Instruction:
Return the data exactly, with all pictures removed.
------ Data entries
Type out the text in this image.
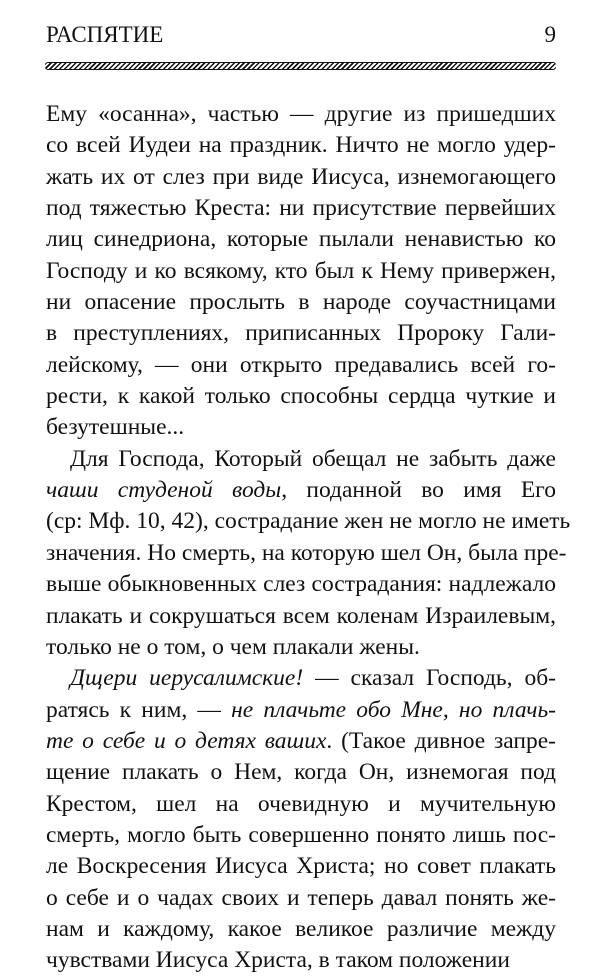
РАСПЯТИЕ	9
Ему «осанна», частью — другие из пришедших
со всей Иудеи на праздник. Ничто не могло удер-
жать их от слез при виде Иисуса, изнемогающего
под тяжестью Креста: ни присутствие первейших
лиц синедриона, которые пылали ненавистью ко
Господу и ко всякому, кто был к Нему привержен,
ни опасение прослыть в народе соучастницами
в преступлениях, приписанных Пророку Гали-
лейскому, — они открыто предавались всей го-
рести, к какой только способны сердца чуткие и
безутешные...
Для Господа, Который обещал не забыть даже
чаши студеной воды, поданной во имя Его
(ср: Мф. 10, 42), сострадание жен не могло не иметь
значения. Но смерть, на которую шел Он, была пре-
выше обыкновенных слез сострадания: надлежало
плакать и сокрушаться всем коленам Израилевым,
только не о том, о чем плакали жены.
Дщери иерусалимские! — сказал Господь, об-
ратясь к ним, — не плачьте обо Мне, но плачь-
те о себе и о детях ваших. (Такое дивное запре-
щение плакать о Нем, когда Он, изнемогая под
Крестом, шел на очевидную и мучительную
смерть, могло быть совершенно понято лишь пос-
ле Воскресения Иисуса Христа; но совет плакать
о себе и о чадах своих и теперь давал понять же-
нам и каждому, какое великое различие между
чувствами Иисуса Христа, в таком положении
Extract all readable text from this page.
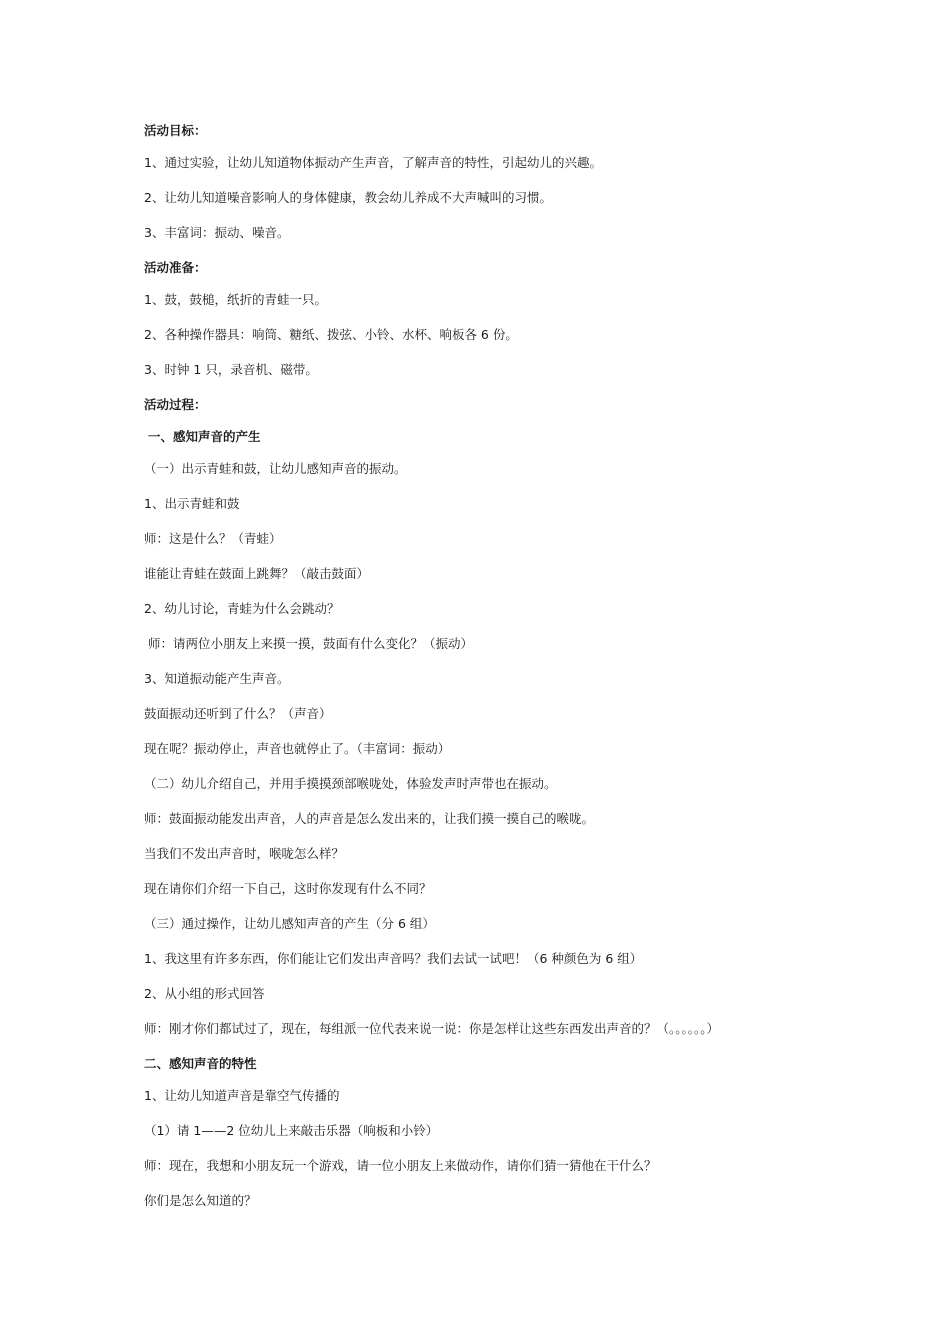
活动目标：
1、通过实验，让幼儿知道物体振动产生声音，了解声音的特性，引起幼儿的兴趣。
2、让幼儿知道噪音影响人的身体健康，教会幼儿养成不大声喊叫的习惯。
3、丰富词：振动、噪音。
活动准备：
1、鼓，鼓槌，纸折的青蛙一只。
2、各种操作器具：响筒、糖纸、拨弦、小铃、水杯、响板各 6 份。
3、时钟 1 只，录音机、磁带。
活动过程：
一、感知声音的产生
（一）出示青蛙和鼓，让幼儿感知声音的振动。
1、出示青蛙和鼓
师：这是什么？（青蛙）
谁能让青蛙在鼓面上跳舞？（敲击鼓面）
2、幼儿讨论，青蛙为什么会跳动？
师：请两位小朋友上来摸一摸，鼓面有什么变化？（振动）
3、知道振动能产生声音。
鼓面振动还听到了什么？（声音）
现在呢？振动停止，声音也就停止了。（丰富词：振动）
（二）幼儿介绍自己，并用手摸摸颈部喉咙处，体验发声时声带也在振动。
师：鼓面振动能发出声音，人的声音是怎么发出来的，让我们摸一摸自己的喉咙。
当我们不发出声音时，喉咙怎么样？
现在请你们介绍一下自己，这时你发现有什么不同？
（三）通过操作，让幼儿感知声音的产生（分 6 组）
1、我这里有许多东西，你们能让它们发出声音吗？我们去试一试吧！（6 种颜色为 6 组）
2、从小组的形式回答
师：刚才你们都试过了，现在，每组派一位代表来说一说：你是怎样让这些东西发出声音的？（。。。。。。）
二、感知声音的特性
1、让幼儿知道声音是靠空气传播的
（1）请 1——2 位幼儿上来敲击乐器（响板和小铃）
师：现在，我想和小朋友玩一个游戏，请一位小朋友上来做动作，请你们猜一猜他在干什么？
你们是怎么知道的？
------------
Task solution:
Type out the text in this image.
РАСПЯТИЕ	9
Ему «осанна», частью — другие из пришедших
со всей Иудеи на праздник. Ничто не могло удер-
жать их от слез при виде Иисуса, изнемогающего
под тяжестью Креста: ни присутствие первейших
лиц синедриона, которые пылали ненавистью ко
Господу и ко всякому, кто был к Нему привержен,
ни опасение прослыть в народе соучастницами
в преступлениях, приписанных Пророку Гали-
лейскому, — они открыто предавались всей го-
рести, к какой только способны сердца чуткие и
безутешные...
Для Господа, Который обещал не забыть даже
чаши студеной воды, поданной во имя Его
(ср: Мф. 10, 42), сострадание жен не могло не иметь
значения. Но смерть, на которую шел Он, была пре-
выше обыкновенных слез сострадания: надлежало
плакать и сокрушаться всем коленам Израилевым,
только не о том, о чем плакали жены.
Дщери иерусалимские! — сказал Господь, об-
ратясь к ним, — не плачьте обо Мне, но плачь-
те о себе и о детях ваших. (Такое дивное запре-
щение плакать о Нем, когда Он, изнемогая под
Крестом, шел на очевидную и мучительную
смерть, могло быть совершенно понято лишь пос-
ле Воскресения Иисуса Христа; но совет плакать
о себе и о чадах своих и теперь давал понять же-
нам и каждому, какое великое различие между
чувствами Иисуса Христа, в таком положении
Extract all readable text from this page.
活动目标：
1、通过实验，让幼儿知道物体振动产生声音，了解声音的特性，引起幼儿的兴趣。
2、让幼儿知道噪音影响人的身体健康，教会幼儿养成不大声喊叫的习惯。
3、丰富词：振动、噪音。
活动准备：
1、鼓，鼓槌，纸折的青蛙一只。
2、各种操作器具：响筒、糖纸、拨弦、小铃、水杯、响板各 6 份。
3、时钟 1 只，录音机、磁带。
活动过程：
一、感知声音的产生
（一）出示青蛙和鼓，让幼儿感知声音的振动。
1、出示青蛙和鼓
师：这是什么？（青蛙）
谁能让青蛙在鼓面上跳舞？（敲击鼓面）
2、幼儿讨论，青蛙为什么会跳动？
师：请两位小朋友上来摸一摸，鼓面有什么变化？（振动）
3、知道振动能产生声音。
鼓面振动还听到了什么？（声音）
现在呢？振动停止，声音也就停止了。（丰富词：振动）
（二）幼儿介绍自己，并用手摸摸颈部喉咙处，体验发声时声带也在振动。
师：鼓面振动能发出声音，人的声音是怎么发出来的，让我们摸一摸自己的喉咙。
当我们不发出声音时，喉咙怎么样？
现在请你们介绍一下自己，这时你发现有什么不同？
（三）通过操作，让幼儿感知声音的产生（分 6 组）
1、我这里有许多东西，你们能让它们发出声音吗？我们去试一试吧！（6 种颜色为 6 组）
2、从小组的形式回答
师：刚才你们都试过了，现在，每组派一位代表来说一说：你是怎样让这些东西发出声音的？（。。。。。。）
二、感知声音的特性
1、让幼儿知道声音是靠空气传播的
（1）请 1——2 位幼儿上来敲击乐器（响板和小铃）
师：现在，我想和小朋友玩一个游戏，请一位小朋友上来做动作，请你们猜一猜他在干什么？
你们是怎么知道的？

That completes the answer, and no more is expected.